→ **GIVEN EXERCISE**
Take the listing and print it in full, exactly as given.

→ **Records**
______

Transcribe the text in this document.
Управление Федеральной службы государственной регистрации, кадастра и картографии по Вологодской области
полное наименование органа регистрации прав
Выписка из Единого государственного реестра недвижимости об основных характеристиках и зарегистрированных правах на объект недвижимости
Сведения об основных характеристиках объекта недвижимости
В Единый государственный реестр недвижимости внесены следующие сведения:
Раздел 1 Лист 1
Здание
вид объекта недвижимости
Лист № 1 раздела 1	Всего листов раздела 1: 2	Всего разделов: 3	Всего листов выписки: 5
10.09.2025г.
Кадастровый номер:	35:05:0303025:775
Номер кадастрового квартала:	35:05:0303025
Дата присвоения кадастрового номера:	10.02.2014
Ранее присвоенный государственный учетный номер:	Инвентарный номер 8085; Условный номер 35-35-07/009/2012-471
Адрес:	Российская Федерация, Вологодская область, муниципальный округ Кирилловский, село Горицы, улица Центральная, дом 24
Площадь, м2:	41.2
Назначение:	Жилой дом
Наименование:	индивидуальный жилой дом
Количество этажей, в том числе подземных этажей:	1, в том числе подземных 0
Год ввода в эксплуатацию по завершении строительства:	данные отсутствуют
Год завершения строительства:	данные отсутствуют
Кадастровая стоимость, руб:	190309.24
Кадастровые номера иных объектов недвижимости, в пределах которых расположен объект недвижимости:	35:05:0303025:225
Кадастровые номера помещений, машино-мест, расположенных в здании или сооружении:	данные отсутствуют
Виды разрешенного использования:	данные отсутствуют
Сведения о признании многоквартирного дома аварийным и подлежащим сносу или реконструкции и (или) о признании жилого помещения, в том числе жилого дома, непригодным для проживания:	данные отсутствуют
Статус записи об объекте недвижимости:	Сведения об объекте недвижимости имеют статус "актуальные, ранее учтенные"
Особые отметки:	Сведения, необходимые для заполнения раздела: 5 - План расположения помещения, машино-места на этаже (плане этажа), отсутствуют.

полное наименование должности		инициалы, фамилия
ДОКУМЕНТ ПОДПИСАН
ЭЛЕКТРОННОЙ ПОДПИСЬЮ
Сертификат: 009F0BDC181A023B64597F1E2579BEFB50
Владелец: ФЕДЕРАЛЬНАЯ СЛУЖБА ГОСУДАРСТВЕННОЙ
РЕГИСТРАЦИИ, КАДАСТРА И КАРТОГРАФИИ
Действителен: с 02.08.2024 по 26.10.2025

______

→ **WRITTEN SOLUTION**
Transcribe the text in this document.
Управление Федеральной службы государственной регистрации, кадастра и картографии по Вологодской области
полное наименование органа регистрации прав
Выписка из Единого государственного реестра недвижимости об основных характеристиках и зарегистрированных правах на объект недвижимости
Сведения об основных характеристиках объекта недвижимости
В Единый государственный реестр недвижимости внесены следующие сведения:
Раздел 1 Лист 1
Здание
вид объекта недвижимости
Лист № 1 раздела 1	Всего листов раздела 1: 2	Всего разделов: 3	Всего листов выписки: 5
10.09.2025г.
Кадастровый номер:	35:05:0303025:775
Номер кадастрового квартала:	35:05:0303025
Дата присвоения кадастрового номера:	10.02.2014
Ранее присвоенный государственный учетный номер:	Инвентарный номер 8085; Условный номер 35-35-07/009/2012-471
Адрес:	Российская Федерация, Вологодская область, муниципальный округ Кирилловский, село Горицы, улица Центральная, дом 24
Площадь, м2:	41.2
Назначение:	Жилой дом
Наименование:	индивидуальный жилой дом
Количество этажей, в том числе подземных этажей:	1, в том числе подземных 0
Год ввода в эксплуатацию по завершении строительства:	данные отсутствуют
Год завершения строительства:	данные отсутствуют
Кадастровая стоимость, руб:	190309.24
Кадастровые номера иных объектов недвижимости, в пределах которых расположен объект недвижимости:	35:05:0303025:225
Кадастровые номера помещений, машино-мест, расположенных в здании или сооружении:	данные отсутствуют
Виды разрешенного использования:	данные отсутствуют
Сведения о признании многоквартирного дома аварийным и подлежащим сносу или реконструкции и (или) о признании жилого помещения, в том числе жилого дома, непригодным для проживания:	данные отсутствуют
Статус записи об объекте недвижимости:	Сведения об объекте недвижимости имеют статус "актуальные, ранее учтенные"
Особые отметки:	Сведения, необходимые для заполнения раздела: 5 - План расположения помещения, машино-места на этаже (плане этажа), отсутствуют.

полное наименование должности		инициалы, фамилия
ДОКУМЕНТ ПОДПИСАН
ЭЛЕКТРОННОЙ ПОДПИСЬЮ
Сертификат: 009F0BDC181A023B64597F1E2579BEFB50
Владелец: ФЕДЕРАЛЬНАЯ СЛУЖБА ГОСУДАРСТВЕННОЙ
РЕГИСТРАЦИИ, КАДАСТРА И КАРТОГРАФИИ
Действителен: с 02.08.2024 по 26.10.2025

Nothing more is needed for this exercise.